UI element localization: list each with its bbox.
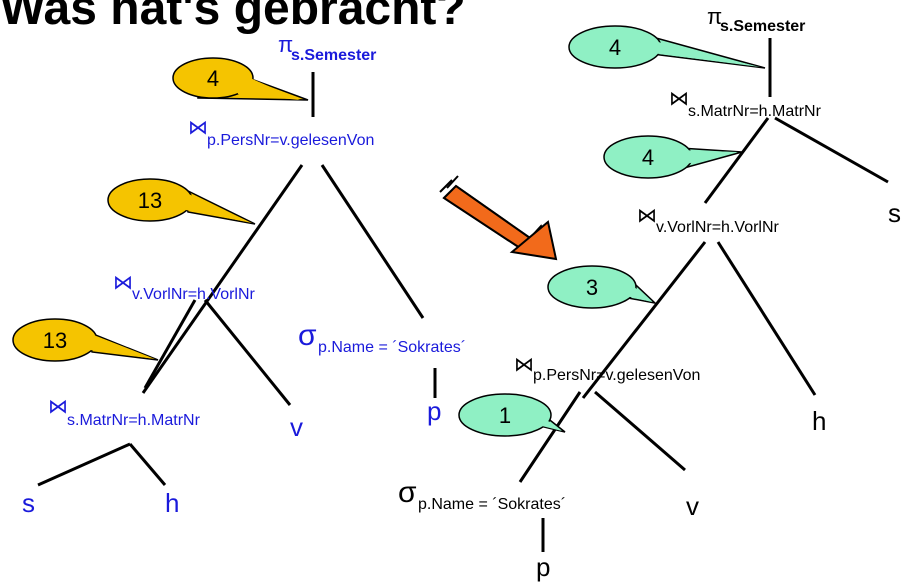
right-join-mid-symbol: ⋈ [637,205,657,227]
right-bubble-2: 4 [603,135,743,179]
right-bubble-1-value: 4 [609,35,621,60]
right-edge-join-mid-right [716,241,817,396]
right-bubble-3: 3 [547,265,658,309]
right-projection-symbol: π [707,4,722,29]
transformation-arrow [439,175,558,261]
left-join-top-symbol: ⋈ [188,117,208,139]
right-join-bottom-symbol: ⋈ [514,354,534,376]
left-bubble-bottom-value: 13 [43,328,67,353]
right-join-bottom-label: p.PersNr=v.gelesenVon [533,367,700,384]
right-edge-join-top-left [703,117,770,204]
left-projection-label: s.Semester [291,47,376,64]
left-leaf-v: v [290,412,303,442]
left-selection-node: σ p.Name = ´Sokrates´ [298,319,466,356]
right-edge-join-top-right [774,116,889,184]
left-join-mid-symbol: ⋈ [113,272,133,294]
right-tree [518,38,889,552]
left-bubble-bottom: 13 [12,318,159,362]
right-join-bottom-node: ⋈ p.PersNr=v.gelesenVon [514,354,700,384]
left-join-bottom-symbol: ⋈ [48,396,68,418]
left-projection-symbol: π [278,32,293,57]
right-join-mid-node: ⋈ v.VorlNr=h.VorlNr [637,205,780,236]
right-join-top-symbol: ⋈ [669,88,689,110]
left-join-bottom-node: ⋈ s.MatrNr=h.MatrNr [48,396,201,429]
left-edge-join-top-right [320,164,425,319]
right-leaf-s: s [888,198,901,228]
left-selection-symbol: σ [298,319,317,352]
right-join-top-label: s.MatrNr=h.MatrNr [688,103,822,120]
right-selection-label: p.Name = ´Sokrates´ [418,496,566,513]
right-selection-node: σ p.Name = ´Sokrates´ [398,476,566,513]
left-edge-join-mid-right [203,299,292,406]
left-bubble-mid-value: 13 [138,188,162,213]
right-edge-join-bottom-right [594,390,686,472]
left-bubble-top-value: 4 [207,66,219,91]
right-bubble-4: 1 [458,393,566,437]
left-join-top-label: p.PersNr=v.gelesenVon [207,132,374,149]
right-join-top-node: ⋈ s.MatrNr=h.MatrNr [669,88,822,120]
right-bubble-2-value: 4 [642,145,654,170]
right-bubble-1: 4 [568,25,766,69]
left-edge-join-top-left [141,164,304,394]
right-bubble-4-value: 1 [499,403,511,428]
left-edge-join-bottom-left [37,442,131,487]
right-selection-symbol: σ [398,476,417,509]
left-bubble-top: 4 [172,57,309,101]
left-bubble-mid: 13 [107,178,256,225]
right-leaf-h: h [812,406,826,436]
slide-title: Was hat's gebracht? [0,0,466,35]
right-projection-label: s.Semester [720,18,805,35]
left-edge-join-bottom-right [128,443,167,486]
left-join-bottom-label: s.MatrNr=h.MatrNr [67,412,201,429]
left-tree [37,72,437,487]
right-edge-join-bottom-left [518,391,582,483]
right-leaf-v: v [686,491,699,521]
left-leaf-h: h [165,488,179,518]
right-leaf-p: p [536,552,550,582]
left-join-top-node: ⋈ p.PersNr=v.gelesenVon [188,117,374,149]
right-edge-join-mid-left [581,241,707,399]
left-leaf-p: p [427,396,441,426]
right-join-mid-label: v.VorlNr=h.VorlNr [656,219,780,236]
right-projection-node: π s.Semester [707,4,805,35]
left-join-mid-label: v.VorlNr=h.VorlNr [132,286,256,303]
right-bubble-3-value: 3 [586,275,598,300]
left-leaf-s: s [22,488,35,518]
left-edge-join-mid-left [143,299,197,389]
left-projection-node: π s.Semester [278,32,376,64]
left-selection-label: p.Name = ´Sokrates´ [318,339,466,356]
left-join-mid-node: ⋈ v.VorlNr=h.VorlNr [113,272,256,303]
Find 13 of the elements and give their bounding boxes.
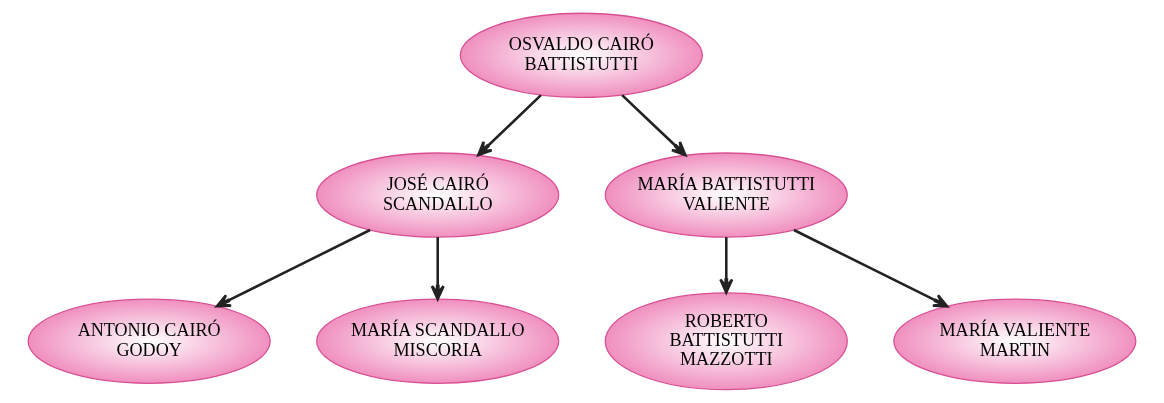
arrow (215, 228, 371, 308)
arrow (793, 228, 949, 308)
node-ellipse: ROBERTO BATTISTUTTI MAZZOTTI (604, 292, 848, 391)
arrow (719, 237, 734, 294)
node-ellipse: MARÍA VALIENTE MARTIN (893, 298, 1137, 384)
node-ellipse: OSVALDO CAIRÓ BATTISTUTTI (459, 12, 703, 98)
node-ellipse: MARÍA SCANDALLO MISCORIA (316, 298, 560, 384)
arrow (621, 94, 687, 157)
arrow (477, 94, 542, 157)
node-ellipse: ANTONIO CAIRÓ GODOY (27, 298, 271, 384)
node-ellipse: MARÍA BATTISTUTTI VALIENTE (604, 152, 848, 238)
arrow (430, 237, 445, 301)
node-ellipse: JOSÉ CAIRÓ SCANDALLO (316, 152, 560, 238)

▸ **REQUIREMENTS**: Copy out every line of these entries word for word, leaving out the picture lines.

▸ **THE RESPONSE**:
UI element localization: list each with its bbox.
right-join-mid-symbol: ⋈ [637,205,657,227]
right-bubble-2: 4 [603,135,743,179]
right-bubble-1-value: 4 [609,35,621,60]
right-edge-join-mid-right [716,241,817,396]
right-bubble-3: 3 [547,265,658,309]
right-projection-symbol: π [707,4,722,29]
transformation-arrow [439,175,558,261]
left-join-top-symbol: ⋈ [188,117,208,139]
right-join-bottom-symbol: ⋈ [514,354,534,376]
left-bubble-bottom-value: 13 [43,328,67,353]
right-join-bottom-label: p.PersNr=v.gelesenVon [533,367,700,384]
right-edge-join-top-left [703,117,770,204]
left-projection-label: s.Semester [291,47,376,64]
left-leaf-v: v [290,412,303,442]
left-selection-node: σ p.Name = ´Sokrates´ [298,319,466,356]
right-edge-join-top-right [774,116,889,184]
left-join-mid-symbol: ⋈ [113,272,133,294]
right-tree [518,38,889,552]
left-bubble-bottom: 13 [12,318,159,362]
right-join-bottom-node: ⋈ p.PersNr=v.gelesenVon [514,354,700,384]
left-join-bottom-symbol: ⋈ [48,396,68,418]
left-projection-symbol: π [278,32,293,57]
right-join-mid-node: ⋈ v.VorlNr=h.VorlNr [637,205,780,236]
right-join-top-symbol: ⋈ [669,88,689,110]
left-join-bottom-node: ⋈ s.MatrNr=h.MatrNr [48,396,201,429]
left-edge-join-top-right [320,164,425,319]
right-leaf-s: s [888,198,901,228]
left-selection-symbol: σ [298,319,317,352]
right-join-top-label: s.MatrNr=h.MatrNr [688,103,822,120]
right-selection-label: p.Name = ´Sokrates´ [418,496,566,513]
right-selection-node: σ p.Name = ´Sokrates´ [398,476,566,513]
left-edge-join-mid-right [203,299,292,406]
left-bubble-mid-value: 13 [138,188,162,213]
right-edge-join-bottom-right [594,390,686,472]
left-bubble-top-value: 4 [207,66,219,91]
right-bubble-4: 1 [458,393,566,437]
left-join-top-label: p.PersNr=v.gelesenVon [207,132,374,149]
right-join-top-node: ⋈ s.MatrNr=h.MatrNr [669,88,822,120]
right-bubble-2-value: 4 [642,145,654,170]
right-bubble-1: 4 [568,25,766,69]
left-edge-join-top-left [141,164,304,394]
right-bubble-4-value: 1 [499,403,511,428]
left-edge-join-bottom-left [37,442,131,487]
right-selection-symbol: σ [398,476,417,509]
left-bubble-top: 4 [172,57,309,101]
left-bubble-mid: 13 [107,178,256,225]
right-leaf-h: h [812,406,826,436]
slide-title: Was hat's gebracht? [0,0,466,35]
right-projection-label: s.Semester [720,18,805,35]
left-edge-join-bottom-right [128,443,167,486]
left-join-bottom-label: s.MatrNr=h.MatrNr [67,412,201,429]
left-tree [37,72,437,487]
right-edge-join-bottom-left [518,391,582,483]
right-leaf-v: v [686,491,699,521]
left-leaf-h: h [165,488,179,518]
right-leaf-p: p [536,552,550,582]
left-join-top-node: ⋈ p.PersNr=v.gelesenVon [188,117,374,149]
right-edge-join-mid-left [581,241,707,399]
left-leaf-p: p [427,396,441,426]
right-join-mid-label: v.VorlNr=h.VorlNr [656,219,780,236]
right-projection-node: π s.Semester [707,4,805,35]
left-join-mid-label: v.VorlNr=h.VorlNr [132,286,256,303]
right-bubble-3-value: 3 [586,275,598,300]
left-leaf-s: s [22,488,35,518]
left-edge-join-mid-left [143,299,197,389]
left-projection-node: π s.Semester [278,32,376,64]
left-selection-label: p.Name = ´Sokrates´ [318,339,466,356]
left-join-mid-node: ⋈ v.VorlNr=h.VorlNr [113,272,256,303]
Find 13 of the elements and give their bounding boxes.
arrow (215, 228, 371, 308)
arrow (793, 228, 949, 308)
node-ellipse: ROBERTO BATTISTUTTI MAZZOTTI (604, 292, 848, 391)
arrow (719, 237, 734, 294)
node-ellipse: MARÍA VALIENTE MARTIN (893, 298, 1137, 384)
node-ellipse: OSVALDO CAIRÓ BATTISTUTTI (459, 12, 703, 98)
node-ellipse: MARÍA SCANDALLO MISCORIA (316, 298, 560, 384)
arrow (621, 94, 687, 157)
arrow (477, 94, 542, 157)
node-ellipse: ANTONIO CAIRÓ GODOY (27, 298, 271, 384)
node-ellipse: MARÍA BATTISTUTTI VALIENTE (604, 152, 848, 238)
arrow (430, 237, 445, 301)
node-ellipse: JOSÉ CAIRÓ SCANDALLO (316, 152, 560, 238)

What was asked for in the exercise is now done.